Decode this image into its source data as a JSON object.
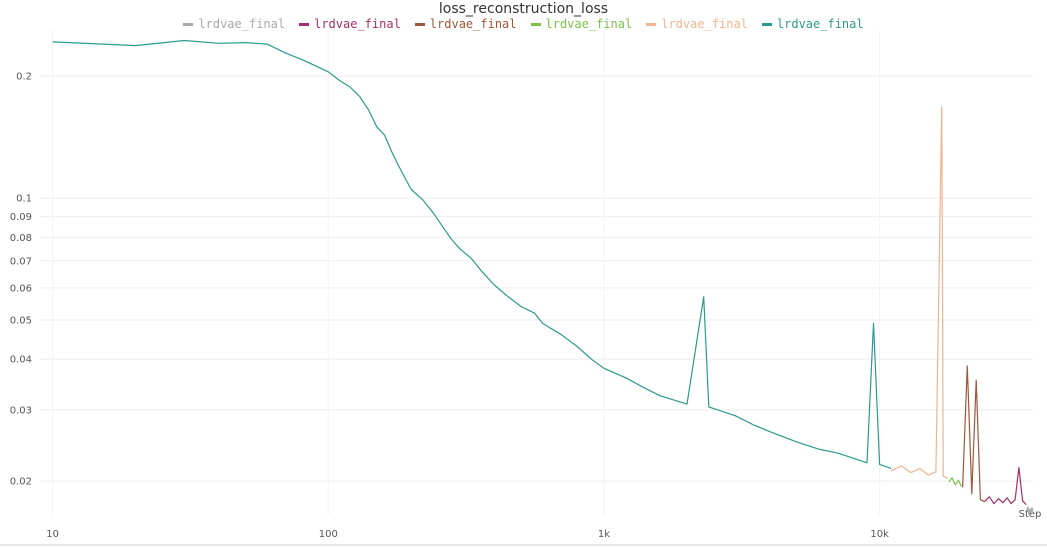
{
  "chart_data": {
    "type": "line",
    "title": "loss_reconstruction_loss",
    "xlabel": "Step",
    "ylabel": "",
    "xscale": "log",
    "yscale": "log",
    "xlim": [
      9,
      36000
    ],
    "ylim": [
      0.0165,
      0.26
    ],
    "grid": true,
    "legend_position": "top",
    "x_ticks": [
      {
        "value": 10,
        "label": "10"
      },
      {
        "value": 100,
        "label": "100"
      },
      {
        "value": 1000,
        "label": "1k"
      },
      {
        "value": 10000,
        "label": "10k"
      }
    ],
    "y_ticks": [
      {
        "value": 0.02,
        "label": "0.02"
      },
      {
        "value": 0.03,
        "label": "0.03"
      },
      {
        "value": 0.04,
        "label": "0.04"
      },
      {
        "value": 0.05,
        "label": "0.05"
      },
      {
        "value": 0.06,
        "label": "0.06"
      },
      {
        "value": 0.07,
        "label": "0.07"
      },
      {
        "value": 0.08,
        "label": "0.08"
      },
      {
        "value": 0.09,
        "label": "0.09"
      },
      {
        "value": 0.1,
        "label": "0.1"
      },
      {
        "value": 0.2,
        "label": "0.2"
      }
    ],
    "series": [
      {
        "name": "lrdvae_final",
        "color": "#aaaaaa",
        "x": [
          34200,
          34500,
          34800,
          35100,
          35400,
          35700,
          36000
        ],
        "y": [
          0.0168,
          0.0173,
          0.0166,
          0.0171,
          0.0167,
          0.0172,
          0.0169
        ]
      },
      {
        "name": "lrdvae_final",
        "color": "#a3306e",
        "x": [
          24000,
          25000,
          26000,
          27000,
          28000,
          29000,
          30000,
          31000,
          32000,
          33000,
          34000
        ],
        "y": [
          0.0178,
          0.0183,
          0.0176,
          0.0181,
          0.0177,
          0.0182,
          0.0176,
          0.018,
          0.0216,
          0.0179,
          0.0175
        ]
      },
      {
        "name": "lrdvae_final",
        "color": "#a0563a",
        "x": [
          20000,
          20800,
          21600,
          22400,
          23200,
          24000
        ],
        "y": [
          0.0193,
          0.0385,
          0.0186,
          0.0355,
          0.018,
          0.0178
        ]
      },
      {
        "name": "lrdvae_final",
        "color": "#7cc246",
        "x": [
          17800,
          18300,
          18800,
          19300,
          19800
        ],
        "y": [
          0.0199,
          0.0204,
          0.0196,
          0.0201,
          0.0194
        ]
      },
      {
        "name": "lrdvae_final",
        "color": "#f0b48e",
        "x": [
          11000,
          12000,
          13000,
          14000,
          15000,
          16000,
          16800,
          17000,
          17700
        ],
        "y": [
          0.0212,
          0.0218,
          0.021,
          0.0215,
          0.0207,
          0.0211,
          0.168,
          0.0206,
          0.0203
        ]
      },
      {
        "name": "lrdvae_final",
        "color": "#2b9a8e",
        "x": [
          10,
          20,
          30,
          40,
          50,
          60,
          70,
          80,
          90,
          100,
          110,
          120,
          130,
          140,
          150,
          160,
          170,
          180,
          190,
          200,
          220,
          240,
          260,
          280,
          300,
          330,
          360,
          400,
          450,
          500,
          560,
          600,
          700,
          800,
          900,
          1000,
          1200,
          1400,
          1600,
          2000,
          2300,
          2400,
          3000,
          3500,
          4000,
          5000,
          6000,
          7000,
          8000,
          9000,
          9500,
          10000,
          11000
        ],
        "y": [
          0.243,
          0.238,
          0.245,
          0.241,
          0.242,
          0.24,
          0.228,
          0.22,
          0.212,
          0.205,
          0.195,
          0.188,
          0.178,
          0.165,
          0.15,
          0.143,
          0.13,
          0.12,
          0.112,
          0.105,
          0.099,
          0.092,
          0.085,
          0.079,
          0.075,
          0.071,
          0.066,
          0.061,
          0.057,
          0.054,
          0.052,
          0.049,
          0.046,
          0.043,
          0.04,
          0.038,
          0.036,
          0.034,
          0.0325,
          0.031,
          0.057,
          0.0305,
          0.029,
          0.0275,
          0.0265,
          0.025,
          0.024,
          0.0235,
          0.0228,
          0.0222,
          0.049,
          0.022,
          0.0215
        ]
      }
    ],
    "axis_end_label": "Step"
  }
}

• EXERCISE DESCRIPTION:
Print the full listing exactly, dropping the pictures.

• FINISHED EXERCISE:
Decode this image into its source data as a JSON object.
{
  "chart_data": {
    "type": "line",
    "title": "loss_reconstruction_loss",
    "xlabel": "Step",
    "ylabel": "",
    "xscale": "log",
    "yscale": "log",
    "xlim": [
      9,
      36000
    ],
    "ylim": [
      0.0165,
      0.26
    ],
    "grid": true,
    "legend_position": "top",
    "x_ticks": [
      {
        "value": 10,
        "label": "10"
      },
      {
        "value": 100,
        "label": "100"
      },
      {
        "value": 1000,
        "label": "1k"
      },
      {
        "value": 10000,
        "label": "10k"
      }
    ],
    "y_ticks": [
      {
        "value": 0.02,
        "label": "0.02"
      },
      {
        "value": 0.03,
        "label": "0.03"
      },
      {
        "value": 0.04,
        "label": "0.04"
      },
      {
        "value": 0.05,
        "label": "0.05"
      },
      {
        "value": 0.06,
        "label": "0.06"
      },
      {
        "value": 0.07,
        "label": "0.07"
      },
      {
        "value": 0.08,
        "label": "0.08"
      },
      {
        "value": 0.09,
        "label": "0.09"
      },
      {
        "value": 0.1,
        "label": "0.1"
      },
      {
        "value": 0.2,
        "label": "0.2"
      }
    ],
    "series": [
      {
        "name": "lrdvae_final",
        "color": "#aaaaaa",
        "x": [
          34200,
          34500,
          34800,
          35100,
          35400,
          35700,
          36000
        ],
        "y": [
          0.0168,
          0.0173,
          0.0166,
          0.0171,
          0.0167,
          0.0172,
          0.0169
        ]
      },
      {
        "name": "lrdvae_final",
        "color": "#a3306e",
        "x": [
          24000,
          25000,
          26000,
          27000,
          28000,
          29000,
          30000,
          31000,
          32000,
          33000,
          34000
        ],
        "y": [
          0.0178,
          0.0183,
          0.0176,
          0.0181,
          0.0177,
          0.0182,
          0.0176,
          0.018,
          0.0216,
          0.0179,
          0.0175
        ]
      },
      {
        "name": "lrdvae_final",
        "color": "#a0563a",
        "x": [
          20000,
          20800,
          21600,
          22400,
          23200,
          24000
        ],
        "y": [
          0.0193,
          0.0385,
          0.0186,
          0.0355,
          0.018,
          0.0178
        ]
      },
      {
        "name": "lrdvae_final",
        "color": "#7cc246",
        "x": [
          17800,
          18300,
          18800,
          19300,
          19800
        ],
        "y": [
          0.0199,
          0.0204,
          0.0196,
          0.0201,
          0.0194
        ]
      },
      {
        "name": "lrdvae_final",
        "color": "#f0b48e",
        "x": [
          11000,
          12000,
          13000,
          14000,
          15000,
          16000,
          16800,
          17000,
          17700
        ],
        "y": [
          0.0212,
          0.0218,
          0.021,
          0.0215,
          0.0207,
          0.0211,
          0.168,
          0.0206,
          0.0203
        ]
      },
      {
        "name": "lrdvae_final",
        "color": "#2b9a8e",
        "x": [
          10,
          20,
          30,
          40,
          50,
          60,
          70,
          80,
          90,
          100,
          110,
          120,
          130,
          140,
          150,
          160,
          170,
          180,
          190,
          200,
          220,
          240,
          260,
          280,
          300,
          330,
          360,
          400,
          450,
          500,
          560,
          600,
          700,
          800,
          900,
          1000,
          1200,
          1400,
          1600,
          2000,
          2300,
          2400,
          3000,
          3500,
          4000,
          5000,
          6000,
          7000,
          8000,
          9000,
          9500,
          10000,
          11000
        ],
        "y": [
          0.243,
          0.238,
          0.245,
          0.241,
          0.242,
          0.24,
          0.228,
          0.22,
          0.212,
          0.205,
          0.195,
          0.188,
          0.178,
          0.165,
          0.15,
          0.143,
          0.13,
          0.12,
          0.112,
          0.105,
          0.099,
          0.092,
          0.085,
          0.079,
          0.075,
          0.071,
          0.066,
          0.061,
          0.057,
          0.054,
          0.052,
          0.049,
          0.046,
          0.043,
          0.04,
          0.038,
          0.036,
          0.034,
          0.0325,
          0.031,
          0.057,
          0.0305,
          0.029,
          0.0275,
          0.0265,
          0.025,
          0.024,
          0.0235,
          0.0228,
          0.0222,
          0.049,
          0.022,
          0.0215
        ]
      }
    ],
    "axis_end_label": "Step"
  }
}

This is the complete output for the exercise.